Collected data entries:
▶

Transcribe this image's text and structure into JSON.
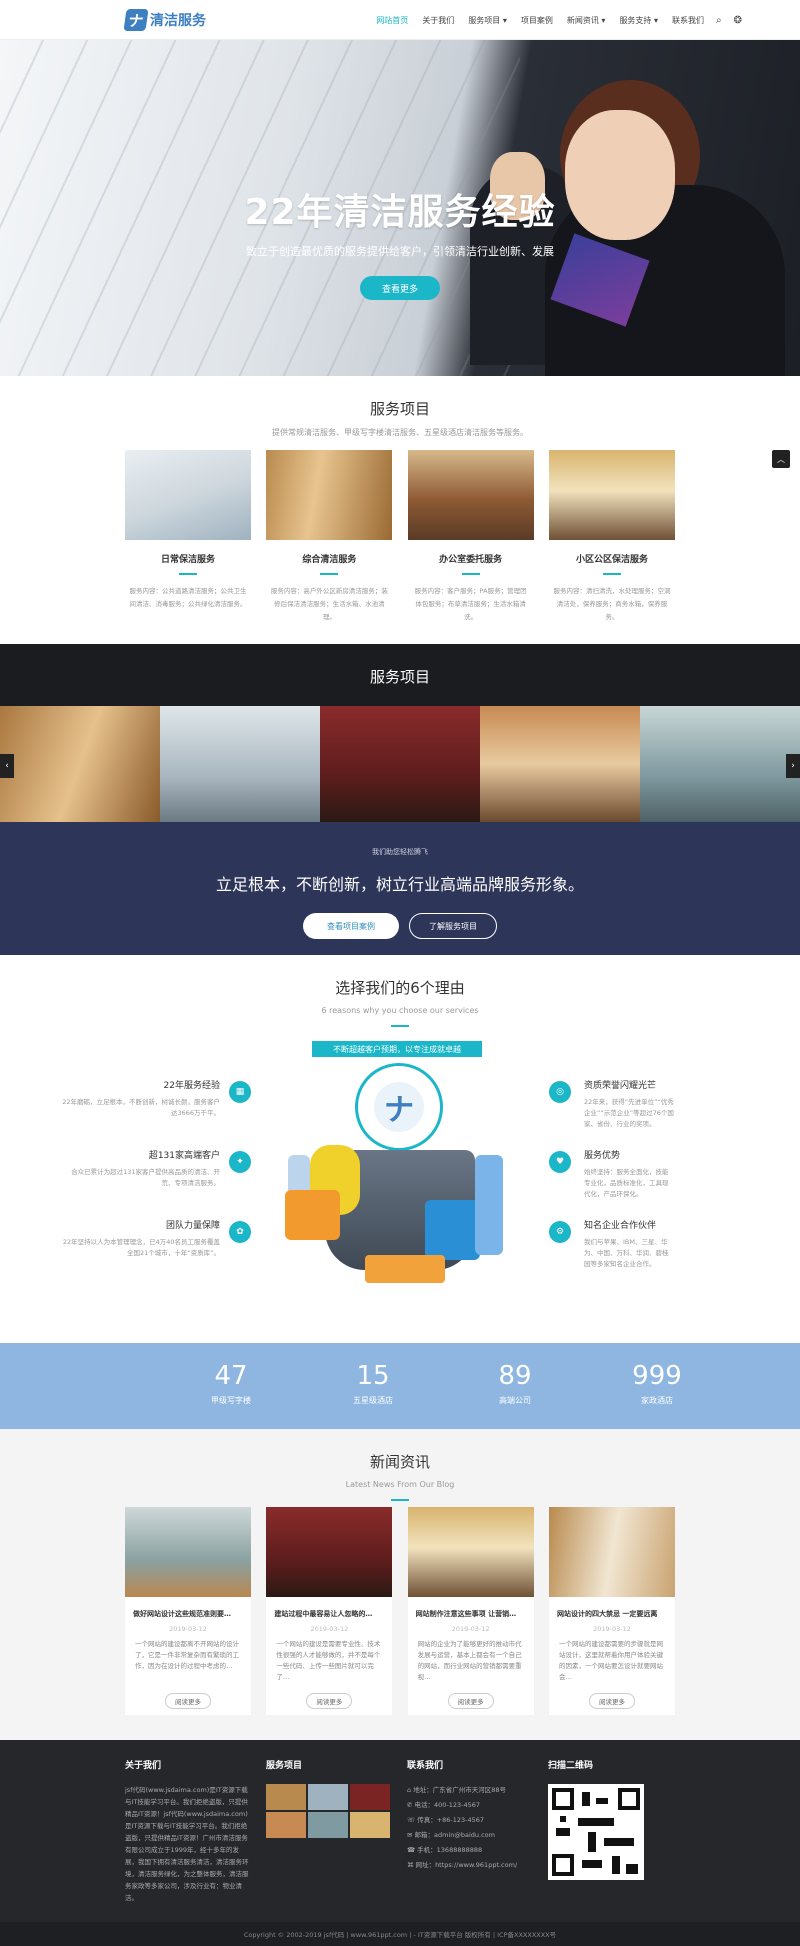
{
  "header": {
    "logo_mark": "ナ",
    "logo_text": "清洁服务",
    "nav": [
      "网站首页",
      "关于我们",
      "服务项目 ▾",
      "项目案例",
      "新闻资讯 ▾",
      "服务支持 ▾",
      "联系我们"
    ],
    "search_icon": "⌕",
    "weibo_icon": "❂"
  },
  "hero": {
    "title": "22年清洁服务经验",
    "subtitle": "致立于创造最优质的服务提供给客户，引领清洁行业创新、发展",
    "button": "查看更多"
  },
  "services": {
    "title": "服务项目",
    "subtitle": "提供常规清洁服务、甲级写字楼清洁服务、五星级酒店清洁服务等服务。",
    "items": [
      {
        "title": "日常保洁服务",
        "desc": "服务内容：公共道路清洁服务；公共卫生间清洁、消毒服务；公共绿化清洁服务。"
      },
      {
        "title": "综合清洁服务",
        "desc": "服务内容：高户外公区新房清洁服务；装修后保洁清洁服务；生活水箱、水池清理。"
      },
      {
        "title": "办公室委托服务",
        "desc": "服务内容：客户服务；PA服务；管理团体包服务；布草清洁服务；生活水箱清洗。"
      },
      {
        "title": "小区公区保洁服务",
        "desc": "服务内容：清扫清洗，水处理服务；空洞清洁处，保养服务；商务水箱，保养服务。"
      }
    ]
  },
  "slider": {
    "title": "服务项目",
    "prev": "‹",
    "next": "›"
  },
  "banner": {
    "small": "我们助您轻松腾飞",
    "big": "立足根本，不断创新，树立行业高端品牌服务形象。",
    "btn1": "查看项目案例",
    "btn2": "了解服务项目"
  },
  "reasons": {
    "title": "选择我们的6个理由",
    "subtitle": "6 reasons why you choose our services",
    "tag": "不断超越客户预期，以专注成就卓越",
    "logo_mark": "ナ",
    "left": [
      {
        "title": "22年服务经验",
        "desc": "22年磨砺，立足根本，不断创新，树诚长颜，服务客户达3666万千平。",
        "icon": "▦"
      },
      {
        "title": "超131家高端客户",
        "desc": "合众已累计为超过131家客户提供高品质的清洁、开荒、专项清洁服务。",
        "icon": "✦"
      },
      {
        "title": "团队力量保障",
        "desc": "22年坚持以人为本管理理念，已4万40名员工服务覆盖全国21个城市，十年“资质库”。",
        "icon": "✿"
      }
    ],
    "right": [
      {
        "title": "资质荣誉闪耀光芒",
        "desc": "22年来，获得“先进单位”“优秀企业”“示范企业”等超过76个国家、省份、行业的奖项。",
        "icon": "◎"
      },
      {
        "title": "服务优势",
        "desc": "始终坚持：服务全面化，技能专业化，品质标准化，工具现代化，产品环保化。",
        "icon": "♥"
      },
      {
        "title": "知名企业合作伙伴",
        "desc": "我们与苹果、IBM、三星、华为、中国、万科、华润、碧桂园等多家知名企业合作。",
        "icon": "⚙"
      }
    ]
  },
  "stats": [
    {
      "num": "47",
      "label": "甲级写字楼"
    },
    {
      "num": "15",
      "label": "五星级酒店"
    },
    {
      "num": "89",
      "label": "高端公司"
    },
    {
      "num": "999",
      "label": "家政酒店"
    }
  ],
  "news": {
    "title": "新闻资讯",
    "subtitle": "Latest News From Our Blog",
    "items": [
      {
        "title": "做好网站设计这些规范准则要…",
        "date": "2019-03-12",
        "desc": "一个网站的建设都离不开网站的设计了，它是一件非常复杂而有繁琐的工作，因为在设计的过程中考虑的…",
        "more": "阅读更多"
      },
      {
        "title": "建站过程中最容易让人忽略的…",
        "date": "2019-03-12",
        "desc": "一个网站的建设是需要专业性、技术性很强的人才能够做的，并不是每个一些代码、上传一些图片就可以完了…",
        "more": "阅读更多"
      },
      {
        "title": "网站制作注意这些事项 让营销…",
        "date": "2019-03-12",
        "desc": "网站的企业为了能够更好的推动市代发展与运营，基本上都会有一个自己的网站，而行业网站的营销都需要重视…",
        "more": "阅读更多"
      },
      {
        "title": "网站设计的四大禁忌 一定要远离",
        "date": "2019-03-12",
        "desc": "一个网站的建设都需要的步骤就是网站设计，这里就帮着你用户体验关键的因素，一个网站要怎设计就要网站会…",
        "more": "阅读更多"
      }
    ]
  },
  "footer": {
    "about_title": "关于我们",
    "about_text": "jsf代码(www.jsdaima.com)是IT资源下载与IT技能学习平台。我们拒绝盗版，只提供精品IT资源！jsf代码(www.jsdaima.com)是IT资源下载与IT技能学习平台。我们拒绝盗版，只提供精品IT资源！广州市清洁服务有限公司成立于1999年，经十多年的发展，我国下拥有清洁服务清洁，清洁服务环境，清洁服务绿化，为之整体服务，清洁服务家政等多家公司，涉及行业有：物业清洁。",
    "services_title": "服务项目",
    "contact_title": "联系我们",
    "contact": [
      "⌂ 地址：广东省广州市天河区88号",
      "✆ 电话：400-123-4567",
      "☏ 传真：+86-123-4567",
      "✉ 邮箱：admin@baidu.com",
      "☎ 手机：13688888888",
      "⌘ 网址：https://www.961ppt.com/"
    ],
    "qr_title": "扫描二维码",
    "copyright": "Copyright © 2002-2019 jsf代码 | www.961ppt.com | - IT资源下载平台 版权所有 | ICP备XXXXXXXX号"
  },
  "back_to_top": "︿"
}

◀
▶

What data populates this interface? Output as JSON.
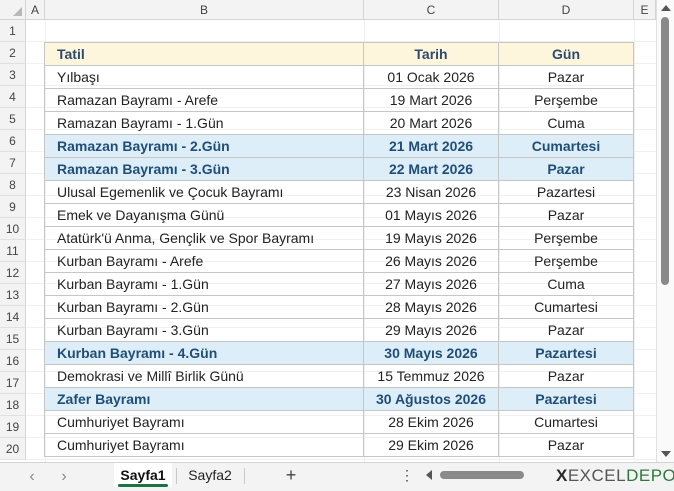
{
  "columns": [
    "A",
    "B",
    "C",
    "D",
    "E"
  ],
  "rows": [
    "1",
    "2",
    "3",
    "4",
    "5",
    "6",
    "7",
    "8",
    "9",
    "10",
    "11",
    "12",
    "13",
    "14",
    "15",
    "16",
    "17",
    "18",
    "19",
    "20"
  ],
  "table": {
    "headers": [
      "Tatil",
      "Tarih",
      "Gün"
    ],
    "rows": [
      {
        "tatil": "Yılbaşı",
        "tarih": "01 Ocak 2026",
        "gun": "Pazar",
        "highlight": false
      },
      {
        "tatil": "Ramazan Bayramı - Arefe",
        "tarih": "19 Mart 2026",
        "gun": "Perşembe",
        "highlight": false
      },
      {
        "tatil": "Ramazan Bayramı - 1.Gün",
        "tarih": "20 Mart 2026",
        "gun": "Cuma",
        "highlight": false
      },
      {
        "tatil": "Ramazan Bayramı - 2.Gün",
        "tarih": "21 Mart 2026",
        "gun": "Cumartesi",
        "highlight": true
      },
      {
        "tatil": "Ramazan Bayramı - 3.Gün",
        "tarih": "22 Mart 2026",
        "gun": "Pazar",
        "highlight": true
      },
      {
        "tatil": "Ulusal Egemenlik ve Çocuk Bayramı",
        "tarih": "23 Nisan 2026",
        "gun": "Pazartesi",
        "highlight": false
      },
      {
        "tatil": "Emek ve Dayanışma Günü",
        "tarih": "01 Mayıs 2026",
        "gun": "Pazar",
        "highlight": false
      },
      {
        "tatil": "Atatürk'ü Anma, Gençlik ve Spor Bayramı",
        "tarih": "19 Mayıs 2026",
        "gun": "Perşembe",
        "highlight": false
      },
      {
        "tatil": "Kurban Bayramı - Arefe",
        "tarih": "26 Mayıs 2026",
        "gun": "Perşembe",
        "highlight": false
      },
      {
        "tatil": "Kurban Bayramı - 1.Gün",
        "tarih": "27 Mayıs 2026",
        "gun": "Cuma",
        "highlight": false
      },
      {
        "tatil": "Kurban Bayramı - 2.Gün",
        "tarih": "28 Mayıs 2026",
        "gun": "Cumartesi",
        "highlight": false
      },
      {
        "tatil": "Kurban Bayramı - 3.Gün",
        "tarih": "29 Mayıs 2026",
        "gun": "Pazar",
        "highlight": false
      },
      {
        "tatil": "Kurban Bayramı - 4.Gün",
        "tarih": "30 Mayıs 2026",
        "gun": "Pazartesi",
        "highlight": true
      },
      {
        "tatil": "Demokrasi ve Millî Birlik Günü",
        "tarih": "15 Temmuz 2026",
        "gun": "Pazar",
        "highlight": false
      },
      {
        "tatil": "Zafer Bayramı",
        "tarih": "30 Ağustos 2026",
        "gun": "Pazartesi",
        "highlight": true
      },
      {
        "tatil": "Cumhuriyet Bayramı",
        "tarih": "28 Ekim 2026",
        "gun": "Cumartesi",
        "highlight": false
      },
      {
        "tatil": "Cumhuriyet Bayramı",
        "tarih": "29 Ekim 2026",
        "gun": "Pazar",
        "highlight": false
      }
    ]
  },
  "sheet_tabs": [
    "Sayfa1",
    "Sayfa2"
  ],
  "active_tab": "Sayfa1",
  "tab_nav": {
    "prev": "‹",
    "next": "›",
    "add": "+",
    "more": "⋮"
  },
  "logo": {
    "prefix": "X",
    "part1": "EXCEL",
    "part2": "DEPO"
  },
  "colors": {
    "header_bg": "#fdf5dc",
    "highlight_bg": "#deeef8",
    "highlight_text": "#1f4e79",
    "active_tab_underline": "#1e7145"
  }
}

◀
▶

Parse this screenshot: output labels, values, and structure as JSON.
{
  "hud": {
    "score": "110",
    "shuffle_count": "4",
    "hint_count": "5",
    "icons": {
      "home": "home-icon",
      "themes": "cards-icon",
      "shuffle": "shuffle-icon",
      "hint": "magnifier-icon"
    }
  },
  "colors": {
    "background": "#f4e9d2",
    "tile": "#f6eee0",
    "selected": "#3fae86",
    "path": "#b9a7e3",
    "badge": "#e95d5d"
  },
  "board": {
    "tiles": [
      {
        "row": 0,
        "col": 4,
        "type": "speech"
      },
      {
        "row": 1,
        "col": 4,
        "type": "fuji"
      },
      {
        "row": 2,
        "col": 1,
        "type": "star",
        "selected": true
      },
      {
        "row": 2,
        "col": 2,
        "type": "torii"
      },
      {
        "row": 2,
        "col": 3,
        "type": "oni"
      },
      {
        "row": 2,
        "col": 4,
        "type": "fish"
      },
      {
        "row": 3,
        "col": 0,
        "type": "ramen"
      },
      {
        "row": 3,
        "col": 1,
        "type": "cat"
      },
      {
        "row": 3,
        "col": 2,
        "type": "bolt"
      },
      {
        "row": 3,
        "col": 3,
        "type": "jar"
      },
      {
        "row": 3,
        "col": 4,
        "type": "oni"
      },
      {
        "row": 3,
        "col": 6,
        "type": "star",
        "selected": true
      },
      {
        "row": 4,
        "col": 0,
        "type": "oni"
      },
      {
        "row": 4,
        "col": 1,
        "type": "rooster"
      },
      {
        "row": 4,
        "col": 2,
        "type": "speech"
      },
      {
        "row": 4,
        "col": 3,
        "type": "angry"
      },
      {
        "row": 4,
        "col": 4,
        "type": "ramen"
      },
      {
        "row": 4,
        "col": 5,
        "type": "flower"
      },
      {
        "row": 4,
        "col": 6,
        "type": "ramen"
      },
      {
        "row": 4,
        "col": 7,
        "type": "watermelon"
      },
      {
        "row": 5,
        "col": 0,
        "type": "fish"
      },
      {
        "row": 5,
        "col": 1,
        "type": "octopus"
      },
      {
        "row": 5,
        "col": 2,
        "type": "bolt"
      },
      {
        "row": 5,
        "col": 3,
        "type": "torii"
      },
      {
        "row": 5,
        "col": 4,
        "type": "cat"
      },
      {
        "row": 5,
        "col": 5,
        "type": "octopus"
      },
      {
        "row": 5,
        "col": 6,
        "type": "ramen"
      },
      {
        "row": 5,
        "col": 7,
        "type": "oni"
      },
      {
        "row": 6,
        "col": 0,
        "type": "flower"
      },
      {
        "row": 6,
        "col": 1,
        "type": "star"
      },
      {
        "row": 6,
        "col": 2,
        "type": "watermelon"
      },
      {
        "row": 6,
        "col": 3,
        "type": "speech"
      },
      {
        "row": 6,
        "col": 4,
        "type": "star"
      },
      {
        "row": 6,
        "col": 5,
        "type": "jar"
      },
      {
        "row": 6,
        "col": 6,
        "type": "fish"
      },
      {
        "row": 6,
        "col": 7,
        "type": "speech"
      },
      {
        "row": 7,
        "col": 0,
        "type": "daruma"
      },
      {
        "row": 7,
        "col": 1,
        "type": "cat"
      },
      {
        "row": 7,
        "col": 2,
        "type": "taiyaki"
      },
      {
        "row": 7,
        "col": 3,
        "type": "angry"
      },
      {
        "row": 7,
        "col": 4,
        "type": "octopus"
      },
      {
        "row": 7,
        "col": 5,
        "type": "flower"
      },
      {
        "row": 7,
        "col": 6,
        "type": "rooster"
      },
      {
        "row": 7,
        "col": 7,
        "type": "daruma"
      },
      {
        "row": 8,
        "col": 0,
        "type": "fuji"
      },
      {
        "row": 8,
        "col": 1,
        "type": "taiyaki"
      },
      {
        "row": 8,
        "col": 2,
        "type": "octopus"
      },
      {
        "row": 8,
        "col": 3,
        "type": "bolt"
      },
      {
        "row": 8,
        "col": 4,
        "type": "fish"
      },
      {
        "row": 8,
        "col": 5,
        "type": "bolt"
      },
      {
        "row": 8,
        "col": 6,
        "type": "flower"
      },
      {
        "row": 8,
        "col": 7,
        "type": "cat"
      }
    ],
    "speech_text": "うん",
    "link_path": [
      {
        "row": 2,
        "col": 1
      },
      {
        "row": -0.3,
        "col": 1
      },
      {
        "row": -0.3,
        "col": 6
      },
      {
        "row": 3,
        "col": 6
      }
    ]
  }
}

◀

▶ _TASK DESCRIPTION_: Indicate how many lines of the material include the word "立足根本"; the number alone is required.

▶ _FULL RESPONSE_: 2